• **Task description**
Copy out the listing in full, exactly as written, but not its pictures.

• **Data excerpts**
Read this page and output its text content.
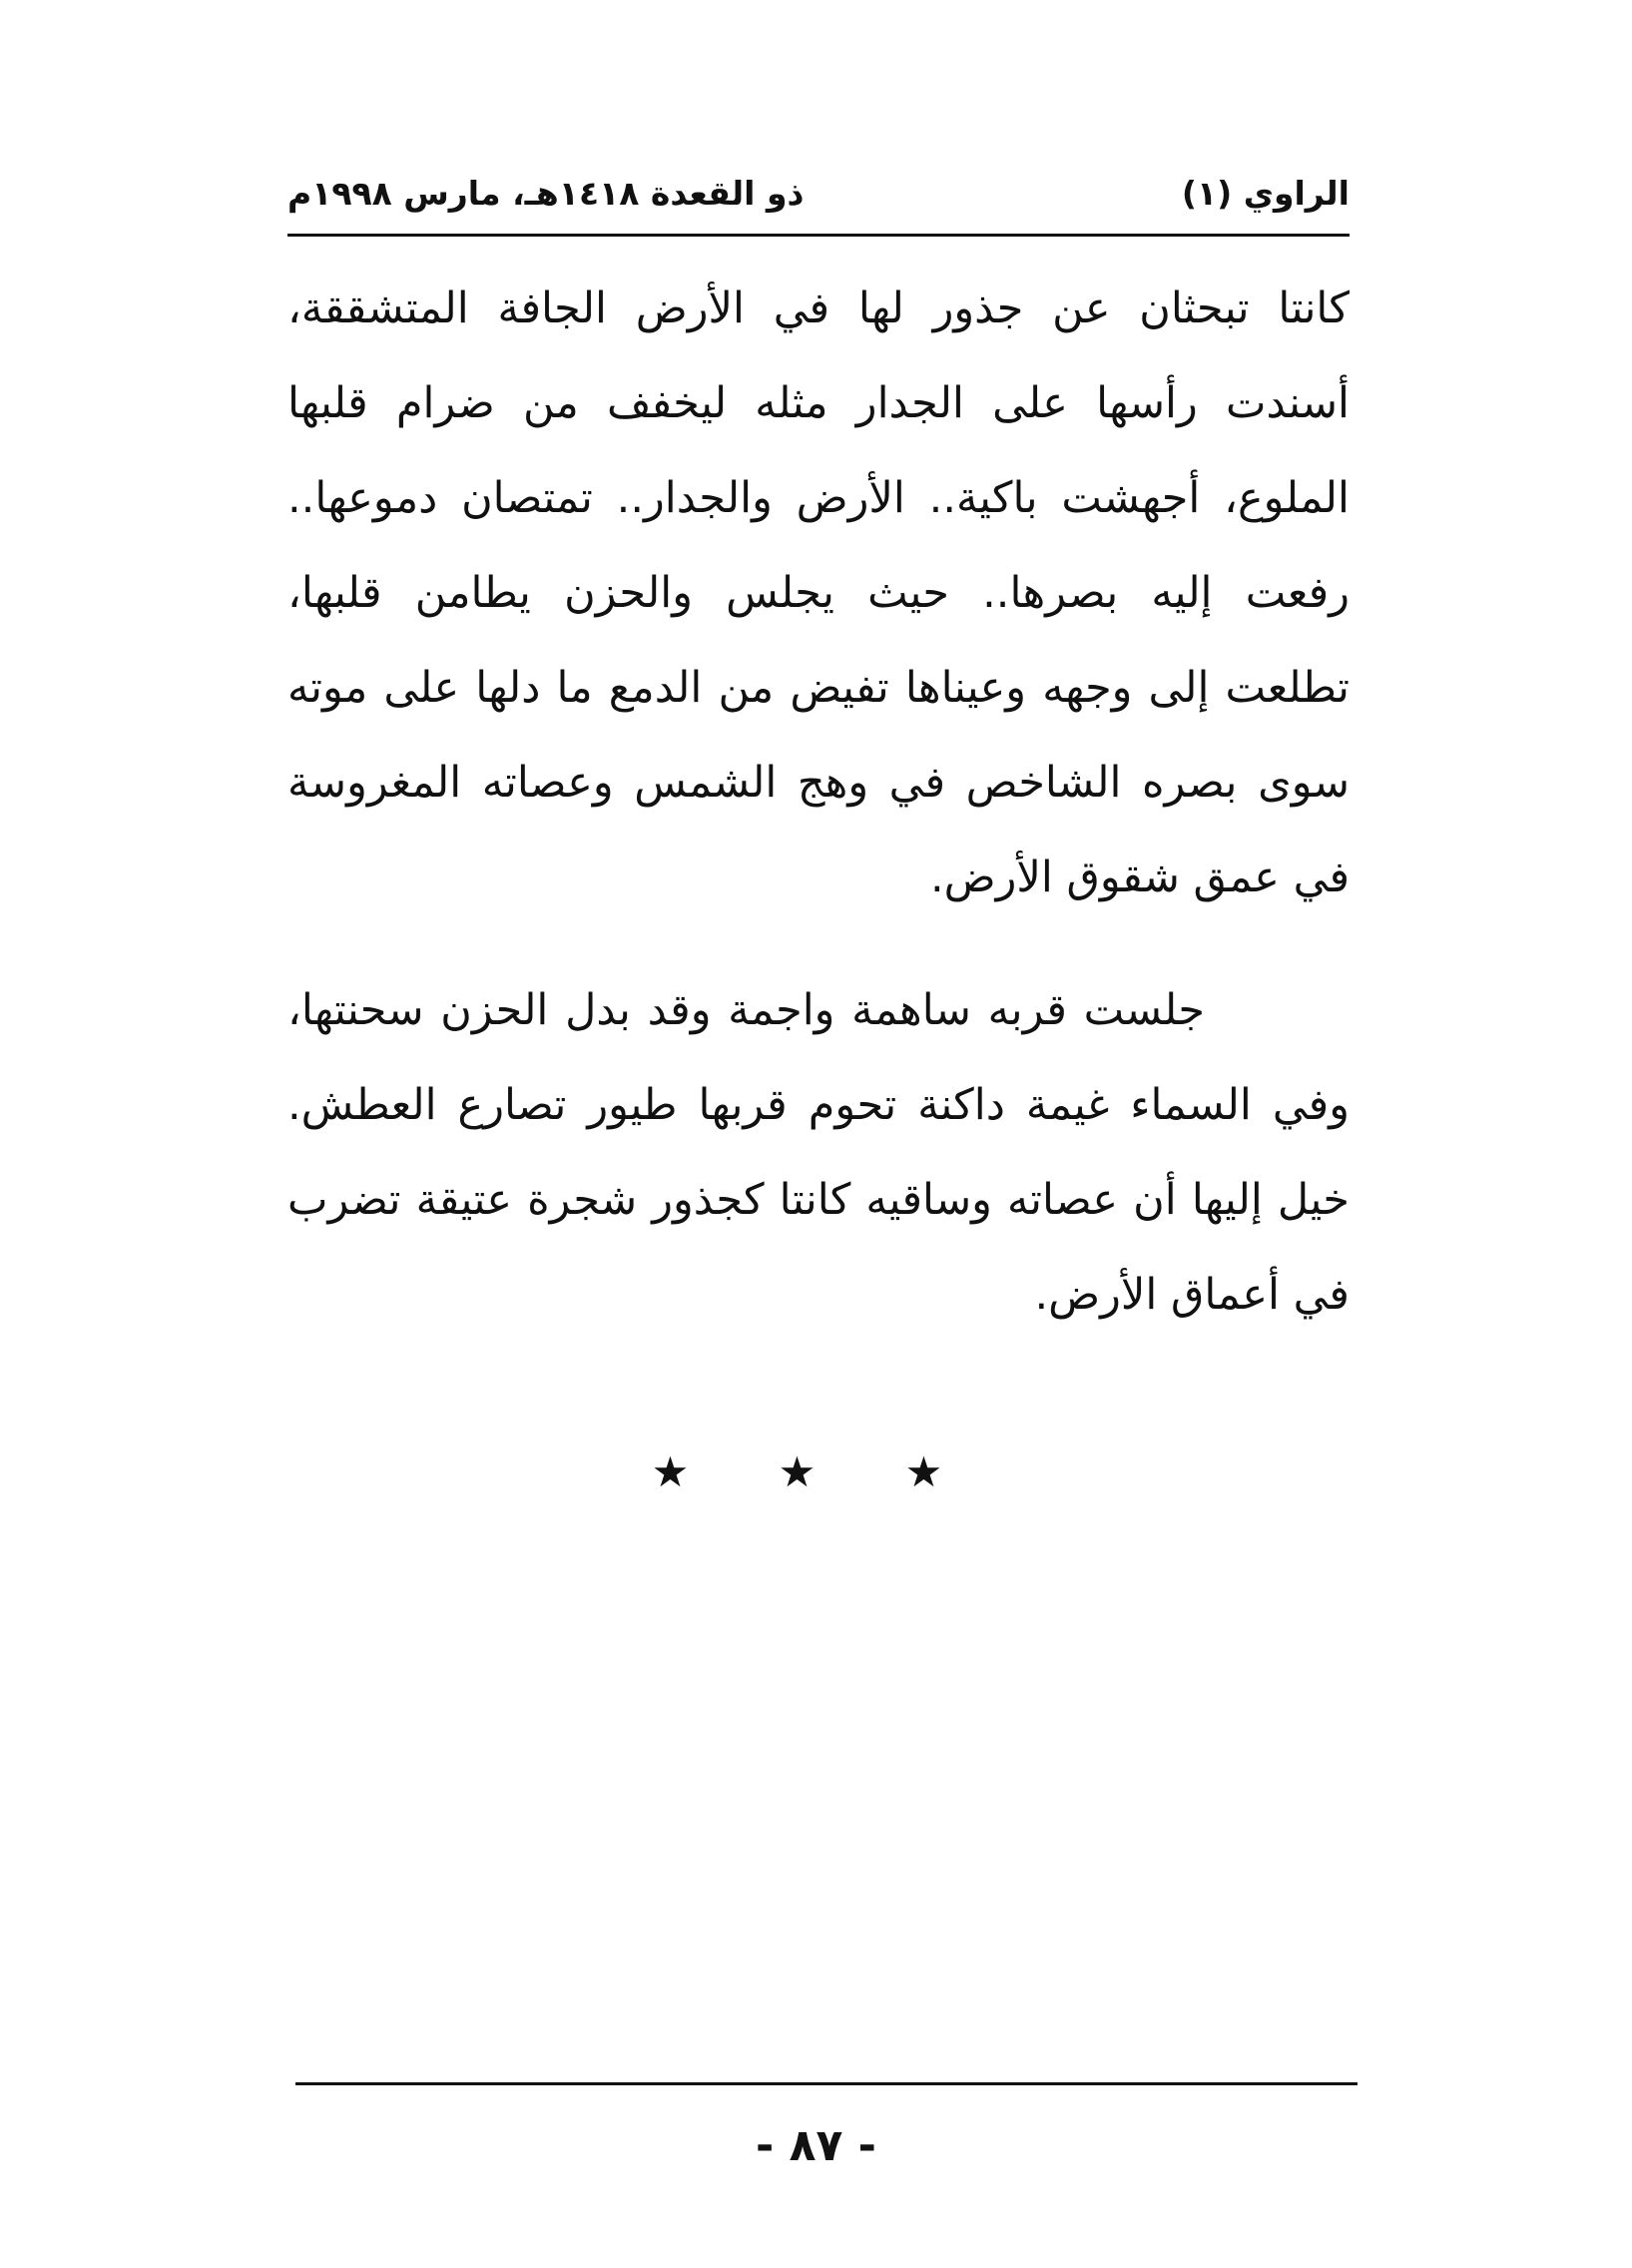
الراوي (١)
ذو القعدة ١٤١٨هـ، مارس ١٩٩٨م

كانتا تبحثان عن جذور لها في الأرض الجافة المتشققة، أسندت رأسها على الجدار مثله ليخفف من ضرام قلبها الملوع، أجهشت باكية.. الأرض والجدار.. تمتصان دموعها.. رفعت إليه بصرها.. حيث يجلس والحزن يطامن قلبها، تطلعت إلى وجهه وعيناها تفيض من الدمع ما دلها على موته سوى بصره الشاخص في وهج الشمس وعصاته المغروسة في عمق شقوق الأرض.

جلست قربه ساهمة واجمة وقد بدل الحزن سحنتها، وفي السماء غيمة داكنة تحوم قربها طيور تصارع العطش. خيل إليها أن عصاته وساقيه كانتا كجذور شجرة عتيقة تضرب في أعماق الأرض.

★ ★ ★
- ٨٧ -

• **Task response**
Read this page and output its text content.
الراوي (١)
ذو القعدة ١٤١٨هـ، مارس ١٩٩٨م

كانتا تبحثان عن جذور لها في الأرض الجافة المتشققة، أسندت رأسها على الجدار مثله ليخفف من ضرام قلبها الملوع، أجهشت باكية.. الأرض والجدار.. تمتصان دموعها.. رفعت إليه بصرها.. حيث يجلس والحزن يطامن قلبها، تطلعت إلى وجهه وعيناها تفيض من الدمع ما دلها على موته سوى بصره الشاخص في وهج الشمس وعصاته المغروسة في عمق شقوق الأرض.

جلست قربه ساهمة واجمة وقد بدل الحزن سحنتها، وفي السماء غيمة داكنة تحوم قربها طيور تصارع العطش. خيل إليها أن عصاته وساقيه كانتا كجذور شجرة عتيقة تضرب في أعماق الأرض.

★ ★ ★
- ٨٧ -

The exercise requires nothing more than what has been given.